◆ **Data entries**
--- --- ---

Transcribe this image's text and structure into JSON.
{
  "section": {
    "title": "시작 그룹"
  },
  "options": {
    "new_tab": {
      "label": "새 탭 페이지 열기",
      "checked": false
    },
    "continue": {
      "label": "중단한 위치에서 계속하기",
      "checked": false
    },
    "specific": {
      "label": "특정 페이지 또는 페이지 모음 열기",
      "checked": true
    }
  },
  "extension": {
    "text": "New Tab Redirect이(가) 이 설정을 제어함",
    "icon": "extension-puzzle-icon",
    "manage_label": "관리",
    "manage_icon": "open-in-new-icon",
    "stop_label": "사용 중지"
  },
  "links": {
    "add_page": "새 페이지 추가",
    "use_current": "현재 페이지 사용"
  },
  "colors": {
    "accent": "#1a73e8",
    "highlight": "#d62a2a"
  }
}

--- --- ---

◆ **Job**
Every entry in the listing must be retyped exactly.

◆ **Response**
Transcribe this image's text and structure into JSON.
{
  "section": {
    "title": "시작 그룹"
  },
  "options": {
    "new_tab": {
      "label": "새 탭 페이지 열기",
      "checked": false
    },
    "continue": {
      "label": "중단한 위치에서 계속하기",
      "checked": false
    },
    "specific": {
      "label": "특정 페이지 또는 페이지 모음 열기",
      "checked": true
    }
  },
  "extension": {
    "text": "New Tab Redirect이(가) 이 설정을 제어함",
    "icon": "extension-puzzle-icon",
    "manage_label": "관리",
    "manage_icon": "open-in-new-icon",
    "stop_label": "사용 중지"
  },
  "links": {
    "add_page": "새 페이지 추가",
    "use_current": "현재 페이지 사용"
  },
  "colors": {
    "accent": "#1a73e8",
    "highlight": "#d62a2a"
  }
}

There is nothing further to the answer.